_WRITTEN INSTRUCTION_.
Repeat the listing that follows, character for character, minus the pictures.

_RECORD LIST_.
^^^^^^^^^^^^^^^^

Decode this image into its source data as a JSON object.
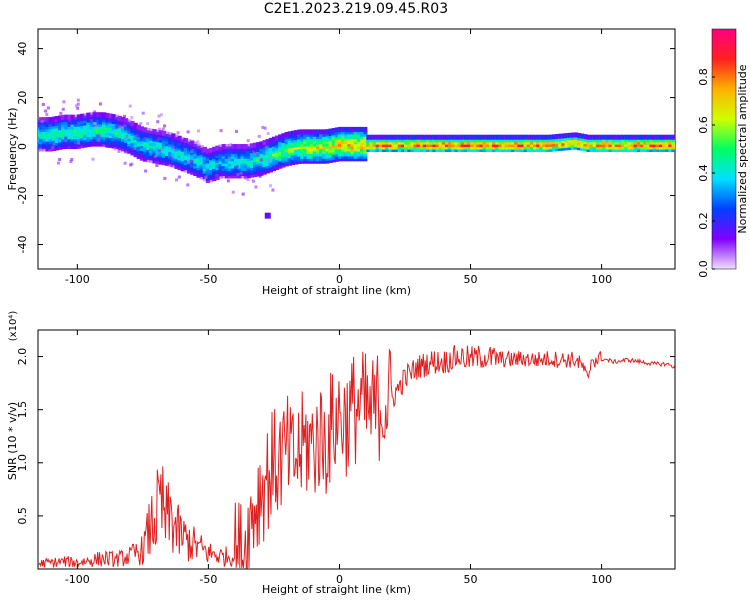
{
  "figure": {
    "title": "C2E1.2023.219.09.45.R03"
  },
  "chart_data": [
    {
      "type": "heatmap",
      "xlabel": "Height of straight line (km)",
      "ylabel": "Frequency (Hz)",
      "xlim": [
        -115,
        128
      ],
      "ylim": [
        -50,
        48
      ],
      "x_ticks": [
        -100,
        -50,
        0,
        50,
        100
      ],
      "y_ticks": [
        -40,
        -20,
        0,
        20,
        40
      ],
      "grid": false,
      "colorbar": {
        "label": "Normalized spectral amplitude",
        "range": [
          0,
          1
        ],
        "ticks": [
          "0.0",
          "0.2",
          "0.4",
          "0.6",
          "0.8"
        ],
        "colors": [
          "#f0e0ff",
          "#8000ff",
          "#0040ff",
          "#00e0ff",
          "#00ff60",
          "#d0ff00",
          "#ffb000",
          "#ff2020",
          "#ff0080"
        ]
      },
      "ridge": {
        "x": [
          -114,
          -110,
          -105,
          -100,
          -95,
          -90,
          -85,
          -80,
          -75,
          -70,
          -65,
          -60,
          -55,
          -50,
          -45,
          -40,
          -35,
          -30,
          -25,
          -20,
          -15,
          -10,
          -5,
          0,
          5,
          10,
          20,
          40,
          60,
          80,
          90,
          95,
          100,
          128
        ],
        "y": [
          5,
          5,
          6,
          6,
          7,
          7,
          6,
          4,
          1,
          0,
          -1,
          -3,
          -5,
          -8,
          -6,
          -6,
          -6,
          -5,
          -3,
          -1,
          0,
          0,
          0,
          1,
          1,
          1,
          1,
          1,
          1,
          1,
          2,
          1,
          1,
          1
        ],
        "amplitude": [
          0.45,
          0.5,
          0.5,
          0.5,
          0.5,
          0.5,
          0.5,
          0.45,
          0.45,
          0.45,
          0.45,
          0.45,
          0.45,
          0.45,
          0.4,
          0.45,
          0.45,
          0.5,
          0.55,
          0.6,
          0.65,
          0.7,
          0.7,
          0.75,
          0.8,
          0.8,
          0.85,
          0.9,
          0.9,
          0.9,
          0.8,
          0.85,
          0.9,
          0.9
        ]
      }
    },
    {
      "type": "line",
      "xlabel": "Height of straight line (km)",
      "ylabel": "SNR (10 * v/v)",
      "y_multiplier": "(x10⁴)",
      "xlim": [
        -115,
        128
      ],
      "ylim": [
        0,
        2.25
      ],
      "x_ticks": [
        -100,
        -50,
        0,
        50,
        100
      ],
      "y_ticks": [
        "0.5",
        "1.0",
        "1.5",
        "2.0"
      ],
      "grid": false,
      "line_color": "#e02020",
      "series": [
        {
          "x": [
            -115,
            -110,
            -105,
            -100,
            -95,
            -90,
            -85,
            -80,
            -75,
            -72,
            -70,
            -68,
            -66,
            -64,
            -62,
            -60,
            -55,
            -50,
            -45,
            -40,
            -37,
            -35,
            -33,
            -30,
            -28,
            -26,
            -24,
            -22,
            -20,
            -18,
            -15,
            -12,
            -10,
            -8,
            -5,
            -3,
            0,
            3,
            5,
            8,
            10,
            12,
            15,
            20,
            25,
            30,
            35,
            40,
            45,
            50,
            55,
            60,
            65,
            70,
            75,
            80,
            85,
            90,
            93,
            95,
            96,
            98,
            100,
            105,
            110,
            115,
            120,
            125,
            128
          ],
          "y": [
            0.05,
            0.06,
            0.07,
            0.06,
            0.08,
            0.1,
            0.09,
            0.12,
            0.18,
            0.4,
            0.5,
            0.6,
            0.45,
            0.5,
            0.35,
            0.3,
            0.22,
            0.15,
            0.12,
            0.12,
            0.15,
            0.3,
            0.55,
            0.75,
            0.85,
            0.95,
            1.0,
            1.05,
            1.1,
            1.0,
            1.1,
            1.2,
            1.15,
            1.25,
            1.2,
            1.35,
            1.45,
            1.4,
            1.5,
            1.55,
            1.5,
            1.45,
            1.55,
            1.6,
            1.8,
            1.9,
            1.95,
            1.95,
            2.0,
            1.98,
            2.0,
            1.98,
            1.97,
            1.98,
            1.97,
            1.98,
            1.97,
            1.97,
            1.9,
            1.75,
            1.98,
            1.97,
            1.98,
            1.95,
            1.97,
            1.95,
            1.93,
            1.93,
            1.9
          ]
        }
      ]
    }
  ]
}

^^^^^^^^^^^^^^^^

_SOLUTION TO THIS TASK_.
Decode this image into its source data as a JSON object.
{
  "figure": {
    "title": "C2E1.2023.219.09.45.R03"
  },
  "chart_data": [
    {
      "type": "heatmap",
      "xlabel": "Height of straight line (km)",
      "ylabel": "Frequency (Hz)",
      "xlim": [
        -115,
        128
      ],
      "ylim": [
        -50,
        48
      ],
      "x_ticks": [
        -100,
        -50,
        0,
        50,
        100
      ],
      "y_ticks": [
        -40,
        -20,
        0,
        20,
        40
      ],
      "grid": false,
      "colorbar": {
        "label": "Normalized spectral amplitude",
        "range": [
          0,
          1
        ],
        "ticks": [
          "0.0",
          "0.2",
          "0.4",
          "0.6",
          "0.8"
        ],
        "colors": [
          "#f0e0ff",
          "#8000ff",
          "#0040ff",
          "#00e0ff",
          "#00ff60",
          "#d0ff00",
          "#ffb000",
          "#ff2020",
          "#ff0080"
        ]
      },
      "ridge": {
        "x": [
          -114,
          -110,
          -105,
          -100,
          -95,
          -90,
          -85,
          -80,
          -75,
          -70,
          -65,
          -60,
          -55,
          -50,
          -45,
          -40,
          -35,
          -30,
          -25,
          -20,
          -15,
          -10,
          -5,
          0,
          5,
          10,
          20,
          40,
          60,
          80,
          90,
          95,
          100,
          128
        ],
        "y": [
          5,
          5,
          6,
          6,
          7,
          7,
          6,
          4,
          1,
          0,
          -1,
          -3,
          -5,
          -8,
          -6,
          -6,
          -6,
          -5,
          -3,
          -1,
          0,
          0,
          0,
          1,
          1,
          1,
          1,
          1,
          1,
          1,
          2,
          1,
          1,
          1
        ],
        "amplitude": [
          0.45,
          0.5,
          0.5,
          0.5,
          0.5,
          0.5,
          0.5,
          0.45,
          0.45,
          0.45,
          0.45,
          0.45,
          0.45,
          0.45,
          0.4,
          0.45,
          0.45,
          0.5,
          0.55,
          0.6,
          0.65,
          0.7,
          0.7,
          0.75,
          0.8,
          0.8,
          0.85,
          0.9,
          0.9,
          0.9,
          0.8,
          0.85,
          0.9,
          0.9
        ]
      }
    },
    {
      "type": "line",
      "xlabel": "Height of straight line (km)",
      "ylabel": "SNR (10 * v/v)",
      "y_multiplier": "(x10⁴)",
      "xlim": [
        -115,
        128
      ],
      "ylim": [
        0,
        2.25
      ],
      "x_ticks": [
        -100,
        -50,
        0,
        50,
        100
      ],
      "y_ticks": [
        "0.5",
        "1.0",
        "1.5",
        "2.0"
      ],
      "grid": false,
      "line_color": "#e02020",
      "series": [
        {
          "x": [
            -115,
            -110,
            -105,
            -100,
            -95,
            -90,
            -85,
            -80,
            -75,
            -72,
            -70,
            -68,
            -66,
            -64,
            -62,
            -60,
            -55,
            -50,
            -45,
            -40,
            -37,
            -35,
            -33,
            -30,
            -28,
            -26,
            -24,
            -22,
            -20,
            -18,
            -15,
            -12,
            -10,
            -8,
            -5,
            -3,
            0,
            3,
            5,
            8,
            10,
            12,
            15,
            20,
            25,
            30,
            35,
            40,
            45,
            50,
            55,
            60,
            65,
            70,
            75,
            80,
            85,
            90,
            93,
            95,
            96,
            98,
            100,
            105,
            110,
            115,
            120,
            125,
            128
          ],
          "y": [
            0.05,
            0.06,
            0.07,
            0.06,
            0.08,
            0.1,
            0.09,
            0.12,
            0.18,
            0.4,
            0.5,
            0.6,
            0.45,
            0.5,
            0.35,
            0.3,
            0.22,
            0.15,
            0.12,
            0.12,
            0.15,
            0.3,
            0.55,
            0.75,
            0.85,
            0.95,
            1.0,
            1.05,
            1.1,
            1.0,
            1.1,
            1.2,
            1.15,
            1.25,
            1.2,
            1.35,
            1.45,
            1.4,
            1.5,
            1.55,
            1.5,
            1.45,
            1.55,
            1.6,
            1.8,
            1.9,
            1.95,
            1.95,
            2.0,
            1.98,
            2.0,
            1.98,
            1.97,
            1.98,
            1.97,
            1.98,
            1.97,
            1.97,
            1.9,
            1.75,
            1.98,
            1.97,
            1.98,
            1.95,
            1.97,
            1.95,
            1.93,
            1.93,
            1.9
          ]
        }
      ]
    }
  ]
}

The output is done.